Lay out every line of the items below as a Markdown table with the columns Number and Entry, where Number counts the rows and Entry holds each line. Leave out blank lines.

-- Begin Data supplied --

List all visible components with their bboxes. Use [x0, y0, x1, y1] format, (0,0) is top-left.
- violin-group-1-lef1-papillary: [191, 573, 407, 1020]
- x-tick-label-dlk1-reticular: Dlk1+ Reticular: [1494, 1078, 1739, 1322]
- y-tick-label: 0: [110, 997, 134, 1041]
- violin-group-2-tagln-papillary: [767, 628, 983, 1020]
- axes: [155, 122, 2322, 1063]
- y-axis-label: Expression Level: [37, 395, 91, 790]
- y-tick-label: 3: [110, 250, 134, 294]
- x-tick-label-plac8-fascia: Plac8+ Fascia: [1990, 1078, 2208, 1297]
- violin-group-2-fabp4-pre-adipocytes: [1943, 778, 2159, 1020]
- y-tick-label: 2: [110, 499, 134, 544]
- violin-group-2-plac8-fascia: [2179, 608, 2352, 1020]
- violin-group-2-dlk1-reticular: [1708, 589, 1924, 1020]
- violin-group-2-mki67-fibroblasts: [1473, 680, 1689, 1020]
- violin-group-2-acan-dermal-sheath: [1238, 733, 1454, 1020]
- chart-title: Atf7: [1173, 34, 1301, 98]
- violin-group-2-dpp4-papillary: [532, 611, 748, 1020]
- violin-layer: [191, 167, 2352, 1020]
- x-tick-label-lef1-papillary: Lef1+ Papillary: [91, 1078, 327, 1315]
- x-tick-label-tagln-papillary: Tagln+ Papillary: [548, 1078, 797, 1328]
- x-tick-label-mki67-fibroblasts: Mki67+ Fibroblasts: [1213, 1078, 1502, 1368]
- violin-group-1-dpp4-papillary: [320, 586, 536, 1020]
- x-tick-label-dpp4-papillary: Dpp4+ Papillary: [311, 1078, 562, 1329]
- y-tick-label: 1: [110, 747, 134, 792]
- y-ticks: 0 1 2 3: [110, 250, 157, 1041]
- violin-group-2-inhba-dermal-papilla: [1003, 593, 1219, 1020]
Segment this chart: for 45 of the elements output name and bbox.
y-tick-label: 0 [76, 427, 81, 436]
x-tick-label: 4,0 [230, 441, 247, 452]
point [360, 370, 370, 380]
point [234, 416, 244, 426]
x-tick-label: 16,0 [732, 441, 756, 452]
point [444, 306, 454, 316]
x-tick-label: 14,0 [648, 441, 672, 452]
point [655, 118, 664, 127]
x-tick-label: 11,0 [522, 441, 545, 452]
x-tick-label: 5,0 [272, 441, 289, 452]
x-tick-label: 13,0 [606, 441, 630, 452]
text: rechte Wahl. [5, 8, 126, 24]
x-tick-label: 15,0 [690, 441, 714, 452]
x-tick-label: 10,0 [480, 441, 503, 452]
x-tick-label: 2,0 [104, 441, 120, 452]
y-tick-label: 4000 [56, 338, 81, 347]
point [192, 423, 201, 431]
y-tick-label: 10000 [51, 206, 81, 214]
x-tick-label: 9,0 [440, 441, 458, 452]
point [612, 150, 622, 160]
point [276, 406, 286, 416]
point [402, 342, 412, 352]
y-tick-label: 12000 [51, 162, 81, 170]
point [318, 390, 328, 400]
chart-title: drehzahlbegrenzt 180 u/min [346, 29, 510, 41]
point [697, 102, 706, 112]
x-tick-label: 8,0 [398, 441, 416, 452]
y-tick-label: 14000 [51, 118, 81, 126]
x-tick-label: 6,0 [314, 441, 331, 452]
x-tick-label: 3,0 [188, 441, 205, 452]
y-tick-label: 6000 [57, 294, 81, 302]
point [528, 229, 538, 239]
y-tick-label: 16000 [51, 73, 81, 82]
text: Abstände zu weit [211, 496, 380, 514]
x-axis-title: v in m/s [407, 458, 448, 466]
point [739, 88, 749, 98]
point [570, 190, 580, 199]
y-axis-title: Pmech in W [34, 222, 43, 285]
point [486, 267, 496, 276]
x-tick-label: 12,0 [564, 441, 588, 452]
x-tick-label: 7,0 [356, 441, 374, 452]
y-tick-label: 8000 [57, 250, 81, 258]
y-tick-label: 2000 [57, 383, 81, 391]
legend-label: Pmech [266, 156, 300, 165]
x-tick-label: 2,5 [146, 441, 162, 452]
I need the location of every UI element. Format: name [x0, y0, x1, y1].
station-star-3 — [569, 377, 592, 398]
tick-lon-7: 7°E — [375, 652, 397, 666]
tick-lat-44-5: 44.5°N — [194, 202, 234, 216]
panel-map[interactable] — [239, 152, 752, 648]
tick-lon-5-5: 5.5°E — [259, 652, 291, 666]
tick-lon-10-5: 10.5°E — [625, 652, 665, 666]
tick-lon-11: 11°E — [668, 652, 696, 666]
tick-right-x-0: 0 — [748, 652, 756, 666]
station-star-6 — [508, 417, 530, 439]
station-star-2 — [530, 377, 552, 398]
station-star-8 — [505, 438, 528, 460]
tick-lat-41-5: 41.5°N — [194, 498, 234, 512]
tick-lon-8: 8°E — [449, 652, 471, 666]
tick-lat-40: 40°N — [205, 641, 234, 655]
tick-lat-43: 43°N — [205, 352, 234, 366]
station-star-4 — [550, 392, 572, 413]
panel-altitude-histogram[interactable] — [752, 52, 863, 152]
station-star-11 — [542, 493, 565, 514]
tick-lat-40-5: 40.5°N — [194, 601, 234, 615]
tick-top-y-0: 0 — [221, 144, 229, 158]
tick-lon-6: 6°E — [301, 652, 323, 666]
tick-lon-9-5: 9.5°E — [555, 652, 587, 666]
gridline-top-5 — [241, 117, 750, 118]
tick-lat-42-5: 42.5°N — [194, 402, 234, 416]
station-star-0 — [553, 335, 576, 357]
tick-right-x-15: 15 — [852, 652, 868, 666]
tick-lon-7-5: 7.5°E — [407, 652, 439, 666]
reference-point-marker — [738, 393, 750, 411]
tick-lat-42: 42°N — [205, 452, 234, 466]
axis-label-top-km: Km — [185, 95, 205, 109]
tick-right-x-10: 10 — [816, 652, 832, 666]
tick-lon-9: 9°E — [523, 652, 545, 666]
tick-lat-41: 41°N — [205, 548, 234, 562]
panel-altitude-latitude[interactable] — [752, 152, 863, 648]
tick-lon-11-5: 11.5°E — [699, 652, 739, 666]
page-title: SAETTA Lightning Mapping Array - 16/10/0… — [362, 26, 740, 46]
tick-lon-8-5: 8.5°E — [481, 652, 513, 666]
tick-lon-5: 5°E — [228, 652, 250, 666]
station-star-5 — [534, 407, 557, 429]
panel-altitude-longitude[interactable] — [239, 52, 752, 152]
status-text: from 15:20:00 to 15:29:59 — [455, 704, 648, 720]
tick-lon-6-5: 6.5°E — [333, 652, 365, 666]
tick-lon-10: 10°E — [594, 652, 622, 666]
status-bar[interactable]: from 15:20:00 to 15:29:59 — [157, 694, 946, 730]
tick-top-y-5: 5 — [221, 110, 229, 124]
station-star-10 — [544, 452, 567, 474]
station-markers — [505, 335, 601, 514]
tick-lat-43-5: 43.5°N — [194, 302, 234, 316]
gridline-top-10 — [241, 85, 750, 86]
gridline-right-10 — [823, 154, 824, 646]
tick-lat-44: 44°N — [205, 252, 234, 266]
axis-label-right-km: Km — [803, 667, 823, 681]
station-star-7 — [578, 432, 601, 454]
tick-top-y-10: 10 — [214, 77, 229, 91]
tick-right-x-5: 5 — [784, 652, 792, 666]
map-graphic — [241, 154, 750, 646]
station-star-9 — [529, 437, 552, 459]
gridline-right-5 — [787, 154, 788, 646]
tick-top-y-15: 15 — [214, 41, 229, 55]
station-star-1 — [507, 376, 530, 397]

-- End Data supplied --

→ The solution
| Number | Entry |
|---|---|
| 1 | List all visible components with their bboxes. Use [x0, y0, x1, y1] format, (0,0) is top-left. |
| 2 | - violin-group-1-lef1-papillary: [191, 573, 407, 1020] |
| 3 | - x-tick-label-dlk1-reticular: Dlk1+ Reticular: [1494, 1078, 1739, 1322] |
| 4 | - y-tick-label: 0: [110, 997, 134, 1041] |
| 5 | - violin-group-2-tagln-papillary: [767, 628, 983, 1020] |
| 6 | - axes: [155, 122, 2322, 1063] |
| 7 | - y-axis-label: Expression Level: [37, 395, 91, 790] |
| 8 | - y-tick-label: 3: [110, 250, 134, 294] |
| 9 | - x-tick-label-plac8-fascia: Plac8+ Fascia: [1990, 1078, 2208, 1297] |
| 10 | - violin-group-2-fabp4-pre-adipocytes: [1943, 778, 2159, 1020] |
| 11 | - y-tick-label: 2: [110, 499, 134, 544] |
| 12 | - violin-group-2-plac8-fascia: [2179, 608, 2352, 1020] |
| 13 | - violin-group-2-dlk1-reticular: [1708, 589, 1924, 1020] |
| 14 | - violin-group-2-mki67-fibroblasts: [1473, 680, 1689, 1020] |
| 15 | - violin-group-2-acan-dermal-sheath: [1238, 733, 1454, 1020] |
| 16 | - chart-title: Atf7: [1173, 34, 1301, 98] |
| 17 | - violin-group-2-dpp4-papillary: [532, 611, 748, 1020] |
| 18 | - violin-layer: [191, 167, 2352, 1020] |
| 19 | - x-tick-label-lef1-papillary: Lef1+ Papillary: [91, 1078, 327, 1315] |
| 20 | - x-tick-label-tagln-papillary: Tagln+ Papillary: [548, 1078, 797, 1328] |
| 21 | - x-tick-label-mki67-fibroblasts: Mki67+ Fibroblasts: [1213, 1078, 1502, 1368] |
| 22 | - violin-group-1-dpp4-papillary: [320, 586, 536, 1020] |
| 23 | - x-tick-label-dpp4-papillary: Dpp4+ Papillary: [311, 1078, 562, 1329] |
| 24 | - y-tick-label: 1: [110, 747, 134, 792] |
| 25 | - y-ticks: 0 1 2 3: [110, 250, 157, 1041] |
| 26 | - violin-group-2-inhba-dermal-papilla: [1003, 593, 1219, 1020] |
| 27 | Segment this chart: for 45 of the elements output name and bbox. |
| 28 | y-tick-label: 0 [76, 427, 81, 436] |
| 29 | x-tick-label: 4,0 [230, 441, 247, 452] |
| 30 | point [360, 370, 370, 380] |
| 31 | point [234, 416, 244, 426] |
| 32 | x-tick-label: 16,0 [732, 441, 756, 452] |
| 33 | point [444, 306, 454, 316] |
| 34 | x-tick-label: 14,0 [648, 441, 672, 452] |
| 35 | point [655, 118, 664, 127] |
| 36 | x-tick-label: 11,0 [522, 441, 545, 452] |
| 37 | x-tick-label: 5,0 [272, 441, 289, 452] |
| 38 | x-tick-label: 13,0 [606, 441, 630, 452] |
| 39 | text: rechte Wahl. [5, 8, 126, 24] |
| 40 | x-tick-label: 15,0 [690, 441, 714, 452] |
| 41 | x-tick-label: 10,0 [480, 441, 503, 452] |
| 42 | x-tick-label: 2,0 [104, 441, 120, 452] |
| 43 | y-tick-label: 4000 [56, 338, 81, 347] |
| 44 | point [192, 423, 201, 431] |
| 45 | y-tick-label: 10000 [51, 206, 81, 214] |
| 46 | x-tick-label: 9,0 [440, 441, 458, 452] |
| 47 | point [612, 150, 622, 160] |
| 48 | point [276, 406, 286, 416] |
| 49 | point [402, 342, 412, 352] |
| 50 | y-tick-label: 12000 [51, 162, 81, 170] |
| 51 | point [318, 390, 328, 400] |
| 52 | chart-title: drehzahlbegrenzt 180 u/min [346, 29, 510, 41] |
| 53 | point [697, 102, 706, 112] |
| 54 | x-tick-label: 8,0 [398, 441, 416, 452] |
| 55 | y-tick-label: 14000 [51, 118, 81, 126] |
| 56 | x-tick-label: 6,0 [314, 441, 331, 452] |
| 57 | x-tick-label: 3,0 [188, 441, 205, 452] |
| 58 | y-tick-label: 6000 [57, 294, 81, 302] |
| 59 | point [528, 229, 538, 239] |
| 60 | y-tick-label: 16000 [51, 73, 81, 82] |
| 61 | text: Abstände zu weit [211, 496, 380, 514] |
| 62 | x-axis-title: v in m/s [407, 458, 448, 466] |
| 63 | point [739, 88, 749, 98] |
| 64 | point [570, 190, 580, 199] |
| 65 | y-axis-title: Pmech in W [34, 222, 43, 285] |
| 66 | point [486, 267, 496, 276] |
| 67 | x-tick-label: 12,0 [564, 441, 588, 452] |
| 68 | x-tick-label: 7,0 [356, 441, 374, 452] |
| 69 | y-tick-label: 8000 [57, 250, 81, 258] |
| 70 | y-tick-label: 2000 [57, 383, 81, 391] |
| 71 | legend-label: Pmech [266, 156, 300, 165] |
| 72 | x-tick-label: 2,5 [146, 441, 162, 452] |
| 73 | I need the location of every UI element. Format: name [x0, y0, x1, y1]. |
| 74 | station-star-3 — [569, 377, 592, 398] |
| 75 | tick-lon-7: 7°E — [375, 652, 397, 666] |
| 76 | tick-lat-44-5: 44.5°N — [194, 202, 234, 216] |
| 77 | panel-map[interactable] — [239, 152, 752, 648] |
| 78 | tick-lon-5-5: 5.5°E — [259, 652, 291, 666] |
| 79 | tick-lon-10-5: 10.5°E — [625, 652, 665, 666] |
| 80 | tick-lon-11: 11°E — [668, 652, 696, 666] |
| 81 | tick-right-x-0: 0 — [748, 652, 756, 666] |
| 82 | station-star-6 — [508, 417, 530, 439] |
| 83 | station-star-2 — [530, 377, 552, 398] |
| 84 | station-star-8 — [505, 438, 528, 460] |
| 85 | tick-lat-41-5: 41.5°N — [194, 498, 234, 512] |
| 86 | tick-lon-8: 8°E — [449, 652, 471, 666] |
| 87 | tick-lat-40: 40°N — [205, 641, 234, 655] |
| 88 | tick-lat-43: 43°N — [205, 352, 234, 366] |
| 89 | station-star-4 — [550, 392, 572, 413] |
| 90 | panel-altitude-histogram[interactable] — [752, 52, 863, 152] |
| 91 | station-star-11 — [542, 493, 565, 514] |
| 92 | tick-lat-40-5: 40.5°N — [194, 601, 234, 615] |
| 93 | tick-top-y-0: 0 — [221, 144, 229, 158] |
| 94 | tick-lon-6: 6°E — [301, 652, 323, 666] |
| 95 | tick-lon-9-5: 9.5°E — [555, 652, 587, 666] |
| 96 | gridline-top-5 — [241, 117, 750, 118] |
| 97 | tick-lat-42-5: 42.5°N — [194, 402, 234, 416] |
| 98 | station-star-0 — [553, 335, 576, 357] |
| 99 | tick-right-x-15: 15 — [852, 652, 868, 666] |
| 100 | tick-lon-7-5: 7.5°E — [407, 652, 439, 666] |
| 101 | reference-point-marker — [738, 393, 750, 411] |
| 102 | tick-lat-42: 42°N — [205, 452, 234, 466] |
| 103 | axis-label-top-km: Km — [185, 95, 205, 109] |
| 104 | tick-right-x-10: 10 — [816, 652, 832, 666] |
| 105 | tick-lon-9: 9°E — [523, 652, 545, 666] |
| 106 | tick-lat-41: 41°N — [205, 548, 234, 562] |
| 107 | panel-altitude-latitude[interactable] — [752, 152, 863, 648] |
| 108 | tick-lon-11-5: 11.5°E — [699, 652, 739, 666] |
| 109 | page-title: SAETTA Lightning Mapping Array - 16/10/0… — [362, 26, 740, 46] |
| 110 | tick-lon-8-5: 8.5°E — [481, 652, 513, 666] |
| 111 | tick-lon-5: 5°E — [228, 652, 250, 666] |
| 112 | station-star-5 — [534, 407, 557, 429] |
| 113 | panel-altitude-longitude[interactable] — [239, 52, 752, 152] |
| 114 | status-text: from 15:20:00 to 15:29:59 — [455, 704, 648, 720] |
| 115 | tick-lon-6-5: 6.5°E — [333, 652, 365, 666] |
| 116 | tick-lon-10: 10°E — [594, 652, 622, 666] |
| 117 | status-bar[interactable]: from 15:20:00 to 15:29:59 — [157, 694, 946, 730] |
| 118 | tick-top-y-5: 5 — [221, 110, 229, 124] |
| 119 | station-star-10 — [544, 452, 567, 474] |
| 120 | station-markers — [505, 335, 601, 514] |
| 121 | tick-lat-43-5: 43.5°N — [194, 302, 234, 316] |
| 122 | gridline-top-10 — [241, 85, 750, 86] |
| 123 | gridline-right-10 — [823, 154, 824, 646] |
| 124 | tick-lat-44: 44°N — [205, 252, 234, 266] |
| 125 | axis-label-right-km: Km — [803, 667, 823, 681] |
| 126 | station-star-7 — [578, 432, 601, 454] |
| 127 | tick-top-y-10: 10 — [214, 77, 229, 91] |
| 128 | tick-right-x-5: 5 — [784, 652, 792, 666] |
| 129 | map-graphic — [241, 154, 750, 646] |
| 130 | station-star-9 — [529, 437, 552, 459] |
| 131 | gridline-right-5 — [787, 154, 788, 646] |
| 132 | tick-top-y-15: 15 — [214, 41, 229, 55] |
| 133 | station-star-1 — [507, 376, 530, 397] |